Some records:
+++++

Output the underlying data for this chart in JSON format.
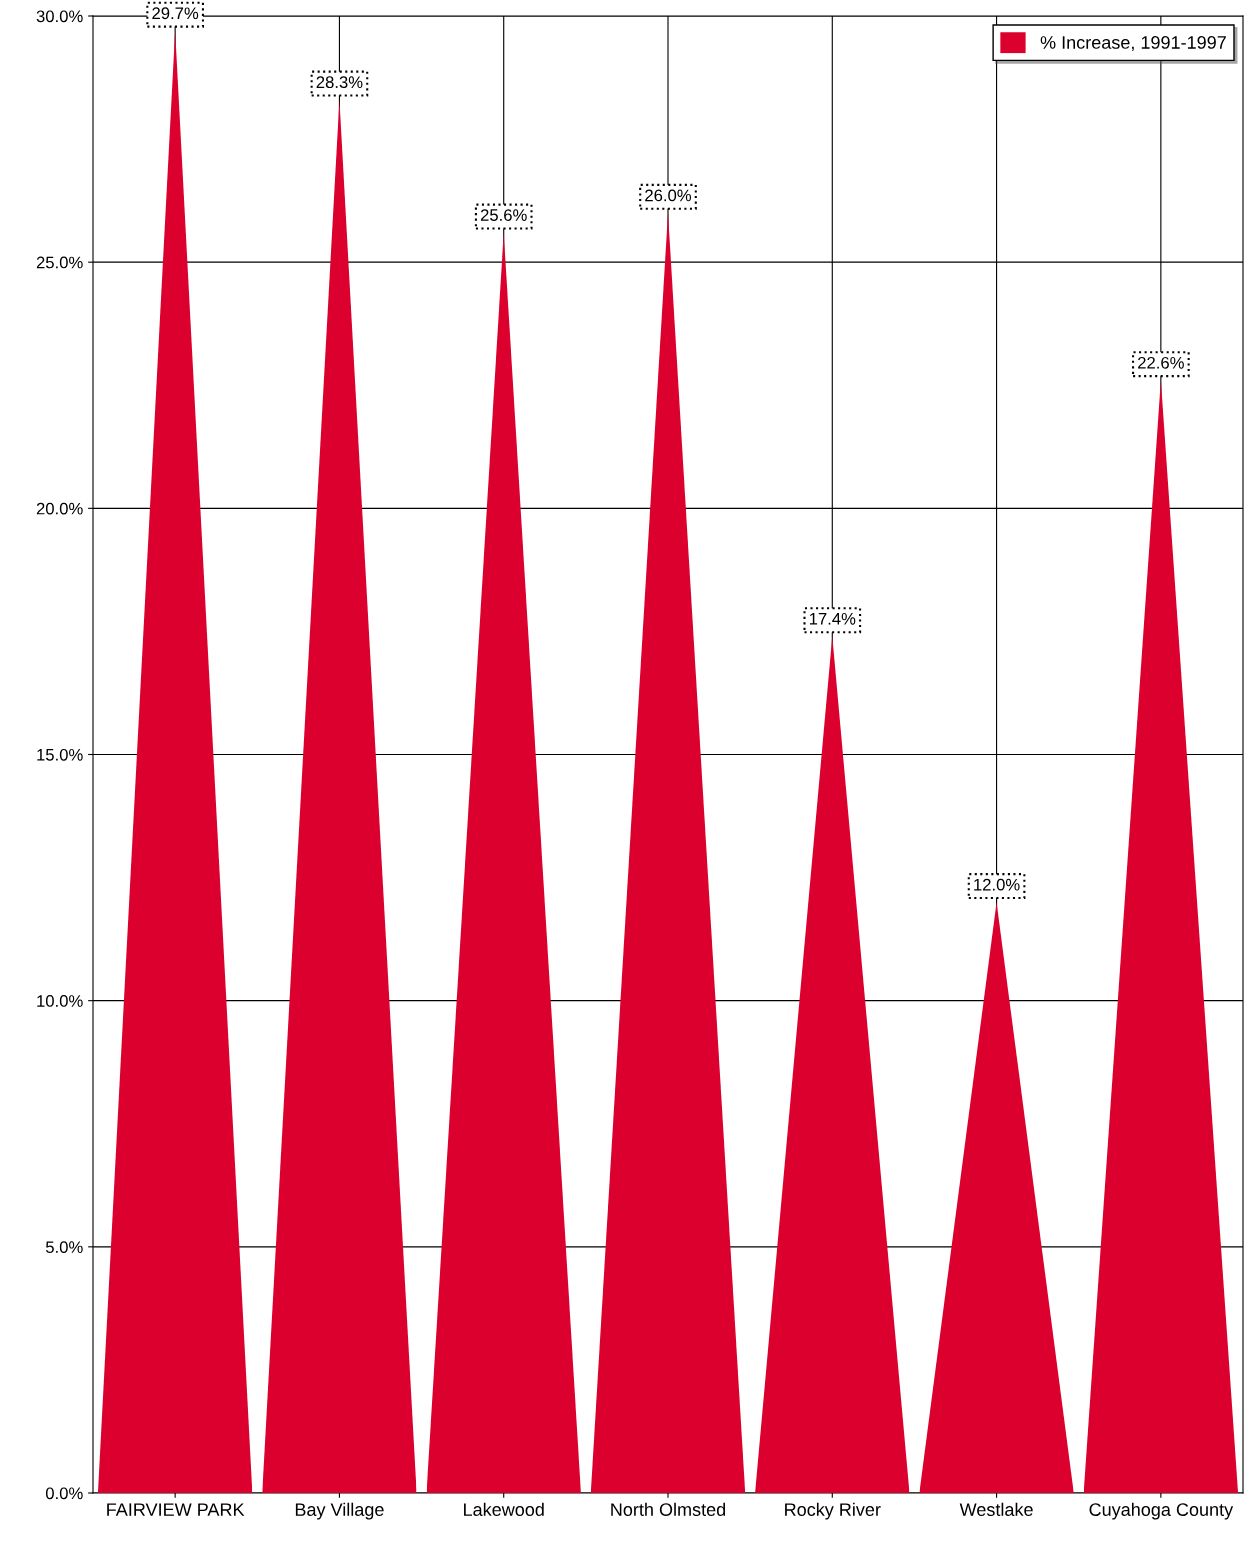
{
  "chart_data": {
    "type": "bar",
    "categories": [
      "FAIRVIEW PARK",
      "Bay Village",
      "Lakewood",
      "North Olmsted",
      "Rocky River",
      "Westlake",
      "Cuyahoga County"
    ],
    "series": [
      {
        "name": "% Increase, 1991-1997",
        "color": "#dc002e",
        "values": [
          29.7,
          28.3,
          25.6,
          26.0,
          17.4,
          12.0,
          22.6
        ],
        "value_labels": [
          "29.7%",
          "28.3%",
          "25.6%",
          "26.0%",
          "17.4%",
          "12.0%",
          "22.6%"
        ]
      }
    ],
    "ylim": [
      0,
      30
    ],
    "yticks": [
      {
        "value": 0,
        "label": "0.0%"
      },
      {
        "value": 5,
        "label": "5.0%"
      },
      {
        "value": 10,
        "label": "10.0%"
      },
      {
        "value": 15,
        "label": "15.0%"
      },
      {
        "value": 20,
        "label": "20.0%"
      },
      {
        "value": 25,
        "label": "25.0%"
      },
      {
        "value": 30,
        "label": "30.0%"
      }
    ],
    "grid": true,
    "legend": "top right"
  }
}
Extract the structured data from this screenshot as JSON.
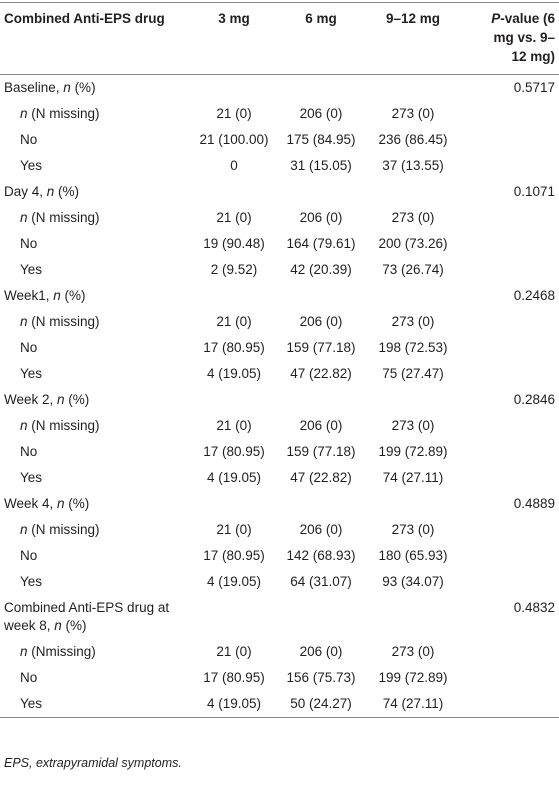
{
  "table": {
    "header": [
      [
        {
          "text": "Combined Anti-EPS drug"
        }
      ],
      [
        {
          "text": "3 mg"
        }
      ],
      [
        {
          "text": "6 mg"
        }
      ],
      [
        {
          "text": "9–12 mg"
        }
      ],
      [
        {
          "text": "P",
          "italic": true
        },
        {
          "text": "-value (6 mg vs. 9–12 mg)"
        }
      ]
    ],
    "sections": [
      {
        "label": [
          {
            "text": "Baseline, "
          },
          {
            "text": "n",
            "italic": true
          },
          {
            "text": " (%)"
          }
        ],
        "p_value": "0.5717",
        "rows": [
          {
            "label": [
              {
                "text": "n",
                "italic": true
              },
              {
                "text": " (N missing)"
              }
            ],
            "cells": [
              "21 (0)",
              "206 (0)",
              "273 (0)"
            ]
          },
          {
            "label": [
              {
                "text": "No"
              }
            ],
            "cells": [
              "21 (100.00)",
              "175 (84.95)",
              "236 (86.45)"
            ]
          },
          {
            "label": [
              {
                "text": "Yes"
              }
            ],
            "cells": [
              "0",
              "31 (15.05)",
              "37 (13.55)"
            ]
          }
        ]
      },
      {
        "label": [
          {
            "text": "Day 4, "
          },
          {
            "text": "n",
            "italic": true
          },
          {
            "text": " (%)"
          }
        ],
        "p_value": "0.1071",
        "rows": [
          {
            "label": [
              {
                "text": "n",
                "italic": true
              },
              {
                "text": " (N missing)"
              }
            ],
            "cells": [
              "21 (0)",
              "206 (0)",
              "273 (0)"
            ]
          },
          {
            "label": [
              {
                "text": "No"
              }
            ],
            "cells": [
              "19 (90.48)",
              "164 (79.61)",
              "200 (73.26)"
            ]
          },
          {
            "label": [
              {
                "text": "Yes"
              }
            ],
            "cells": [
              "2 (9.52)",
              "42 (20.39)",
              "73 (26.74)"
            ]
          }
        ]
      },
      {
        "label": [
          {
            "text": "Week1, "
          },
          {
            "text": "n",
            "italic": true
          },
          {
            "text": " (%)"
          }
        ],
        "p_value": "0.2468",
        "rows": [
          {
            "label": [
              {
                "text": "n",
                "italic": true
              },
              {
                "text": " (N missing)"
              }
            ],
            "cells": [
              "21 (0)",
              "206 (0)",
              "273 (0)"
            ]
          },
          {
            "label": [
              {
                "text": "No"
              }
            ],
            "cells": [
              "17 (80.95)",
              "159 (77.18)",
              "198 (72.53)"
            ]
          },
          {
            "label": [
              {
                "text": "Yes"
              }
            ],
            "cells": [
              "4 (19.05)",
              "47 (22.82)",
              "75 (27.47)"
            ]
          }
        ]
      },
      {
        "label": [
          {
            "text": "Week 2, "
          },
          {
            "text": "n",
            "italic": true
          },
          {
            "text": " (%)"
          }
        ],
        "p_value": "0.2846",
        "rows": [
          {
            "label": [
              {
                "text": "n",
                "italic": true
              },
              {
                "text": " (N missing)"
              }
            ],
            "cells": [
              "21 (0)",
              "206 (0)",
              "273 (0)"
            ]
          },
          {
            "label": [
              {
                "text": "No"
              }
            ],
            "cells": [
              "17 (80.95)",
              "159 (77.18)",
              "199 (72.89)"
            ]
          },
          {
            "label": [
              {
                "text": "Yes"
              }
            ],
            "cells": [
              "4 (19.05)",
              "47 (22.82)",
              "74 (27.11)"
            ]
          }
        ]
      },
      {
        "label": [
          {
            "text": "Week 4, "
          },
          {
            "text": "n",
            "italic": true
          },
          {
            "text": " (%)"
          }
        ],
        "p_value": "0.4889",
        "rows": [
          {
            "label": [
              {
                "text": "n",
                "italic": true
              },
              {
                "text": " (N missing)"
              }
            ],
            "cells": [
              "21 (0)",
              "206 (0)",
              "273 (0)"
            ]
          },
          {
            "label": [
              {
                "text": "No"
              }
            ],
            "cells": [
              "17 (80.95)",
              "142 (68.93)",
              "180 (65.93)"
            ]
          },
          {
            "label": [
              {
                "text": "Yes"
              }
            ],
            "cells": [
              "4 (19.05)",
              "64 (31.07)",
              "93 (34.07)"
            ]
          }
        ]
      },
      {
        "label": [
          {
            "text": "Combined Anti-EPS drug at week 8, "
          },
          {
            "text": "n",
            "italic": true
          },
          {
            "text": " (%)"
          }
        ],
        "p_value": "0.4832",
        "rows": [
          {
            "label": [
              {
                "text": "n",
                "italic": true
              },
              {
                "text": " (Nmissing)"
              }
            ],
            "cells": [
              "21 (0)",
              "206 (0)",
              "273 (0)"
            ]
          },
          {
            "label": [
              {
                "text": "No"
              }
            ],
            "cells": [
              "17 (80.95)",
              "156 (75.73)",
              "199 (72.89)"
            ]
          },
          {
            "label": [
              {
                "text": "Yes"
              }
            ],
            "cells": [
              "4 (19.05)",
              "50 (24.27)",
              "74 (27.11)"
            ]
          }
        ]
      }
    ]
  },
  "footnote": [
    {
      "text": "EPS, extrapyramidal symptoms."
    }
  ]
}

+++++

● PROMPT
Quote every record above exactly, omitting any pictures they contain.

● COMPLETED EXERCISE
Output the underlying data for this chart in JSON format.
{
  "chart_data": {
    "type": "bar",
    "categories": [
      "FAIRVIEW PARK",
      "Bay Village",
      "Lakewood",
      "North Olmsted",
      "Rocky River",
      "Westlake",
      "Cuyahoga County"
    ],
    "series": [
      {
        "name": "% Increase, 1991-1997",
        "color": "#dc002e",
        "values": [
          29.7,
          28.3,
          25.6,
          26.0,
          17.4,
          12.0,
          22.6
        ],
        "value_labels": [
          "29.7%",
          "28.3%",
          "25.6%",
          "26.0%",
          "17.4%",
          "12.0%",
          "22.6%"
        ]
      }
    ],
    "ylim": [
      0,
      30
    ],
    "yticks": [
      {
        "value": 0,
        "label": "0.0%"
      },
      {
        "value": 5,
        "label": "5.0%"
      },
      {
        "value": 10,
        "label": "10.0%"
      },
      {
        "value": 15,
        "label": "15.0%"
      },
      {
        "value": 20,
        "label": "20.0%"
      },
      {
        "value": 25,
        "label": "25.0%"
      },
      {
        "value": 30,
        "label": "30.0%"
      }
    ],
    "grid": true,
    "legend": "top right"
  }
}
Extract the structured data from this screenshot as JSON.
{
  "table": {
    "header": [
      [
        {
          "text": "Combined Anti-EPS drug"
        }
      ],
      [
        {
          "text": "3 mg"
        }
      ],
      [
        {
          "text": "6 mg"
        }
      ],
      [
        {
          "text": "9–12 mg"
        }
      ],
      [
        {
          "text": "P",
          "italic": true
        },
        {
          "text": "-value (6 mg vs. 9–12 mg)"
        }
      ]
    ],
    "sections": [
      {
        "label": [
          {
            "text": "Baseline, "
          },
          {
            "text": "n",
            "italic": true
          },
          {
            "text": " (%)"
          }
        ],
        "p_value": "0.5717",
        "rows": [
          {
            "label": [
              {
                "text": "n",
                "italic": true
              },
              {
                "text": " (N missing)"
              }
            ],
            "cells": [
              "21 (0)",
              "206 (0)",
              "273 (0)"
            ]
          },
          {
            "label": [
              {
                "text": "No"
              }
            ],
            "cells": [
              "21 (100.00)",
              "175 (84.95)",
              "236 (86.45)"
            ]
          },
          {
            "label": [
              {
                "text": "Yes"
              }
            ],
            "cells": [
              "0",
              "31 (15.05)",
              "37 (13.55)"
            ]
          }
        ]
      },
      {
        "label": [
          {
            "text": "Day 4, "
          },
          {
            "text": "n",
            "italic": true
          },
          {
            "text": " (%)"
          }
        ],
        "p_value": "0.1071",
        "rows": [
          {
            "label": [
              {
                "text": "n",
                "italic": true
              },
              {
                "text": " (N missing)"
              }
            ],
            "cells": [
              "21 (0)",
              "206 (0)",
              "273 (0)"
            ]
          },
          {
            "label": [
              {
                "text": "No"
              }
            ],
            "cells": [
              "19 (90.48)",
              "164 (79.61)",
              "200 (73.26)"
            ]
          },
          {
            "label": [
              {
                "text": "Yes"
              }
            ],
            "cells": [
              "2 (9.52)",
              "42 (20.39)",
              "73 (26.74)"
            ]
          }
        ]
      },
      {
        "label": [
          {
            "text": "Week1, "
          },
          {
            "text": "n",
            "italic": true
          },
          {
            "text": " (%)"
          }
        ],
        "p_value": "0.2468",
        "rows": [
          {
            "label": [
              {
                "text": "n",
                "italic": true
              },
              {
                "text": " (N missing)"
              }
            ],
            "cells": [
              "21 (0)",
              "206 (0)",
              "273 (0)"
            ]
          },
          {
            "label": [
              {
                "text": "No"
              }
            ],
            "cells": [
              "17 (80.95)",
              "159 (77.18)",
              "198 (72.53)"
            ]
          },
          {
            "label": [
              {
                "text": "Yes"
              }
            ],
            "cells": [
              "4 (19.05)",
              "47 (22.82)",
              "75 (27.47)"
            ]
          }
        ]
      },
      {
        "label": [
          {
            "text": "Week 2, "
          },
          {
            "text": "n",
            "italic": true
          },
          {
            "text": " (%)"
          }
        ],
        "p_value": "0.2846",
        "rows": [
          {
            "label": [
              {
                "text": "n",
                "italic": true
              },
              {
                "text": " (N missing)"
              }
            ],
            "cells": [
              "21 (0)",
              "206 (0)",
              "273 (0)"
            ]
          },
          {
            "label": [
              {
                "text": "No"
              }
            ],
            "cells": [
              "17 (80.95)",
              "159 (77.18)",
              "199 (72.89)"
            ]
          },
          {
            "label": [
              {
                "text": "Yes"
              }
            ],
            "cells": [
              "4 (19.05)",
              "47 (22.82)",
              "74 (27.11)"
            ]
          }
        ]
      },
      {
        "label": [
          {
            "text": "Week 4, "
          },
          {
            "text": "n",
            "italic": true
          },
          {
            "text": " (%)"
          }
        ],
        "p_value": "0.4889",
        "rows": [
          {
            "label": [
              {
                "text": "n",
                "italic": true
              },
              {
                "text": " (N missing)"
              }
            ],
            "cells": [
              "21 (0)",
              "206 (0)",
              "273 (0)"
            ]
          },
          {
            "label": [
              {
                "text": "No"
              }
            ],
            "cells": [
              "17 (80.95)",
              "142 (68.93)",
              "180 (65.93)"
            ]
          },
          {
            "label": [
              {
                "text": "Yes"
              }
            ],
            "cells": [
              "4 (19.05)",
              "64 (31.07)",
              "93 (34.07)"
            ]
          }
        ]
      },
      {
        "label": [
          {
            "text": "Combined Anti-EPS drug at week 8, "
          },
          {
            "text": "n",
            "italic": true
          },
          {
            "text": " (%)"
          }
        ],
        "p_value": "0.4832",
        "rows": [
          {
            "label": [
              {
                "text": "n",
                "italic": true
              },
              {
                "text": " (Nmissing)"
              }
            ],
            "cells": [
              "21 (0)",
              "206 (0)",
              "273 (0)"
            ]
          },
          {
            "label": [
              {
                "text": "No"
              }
            ],
            "cells": [
              "17 (80.95)",
              "156 (75.73)",
              "199 (72.89)"
            ]
          },
          {
            "label": [
              {
                "text": "Yes"
              }
            ],
            "cells": [
              "4 (19.05)",
              "50 (24.27)",
              "74 (27.11)"
            ]
          }
        ]
      }
    ]
  },
  "footnote": [
    {
      "text": "EPS, extrapyramidal symptoms."
    }
  ]
}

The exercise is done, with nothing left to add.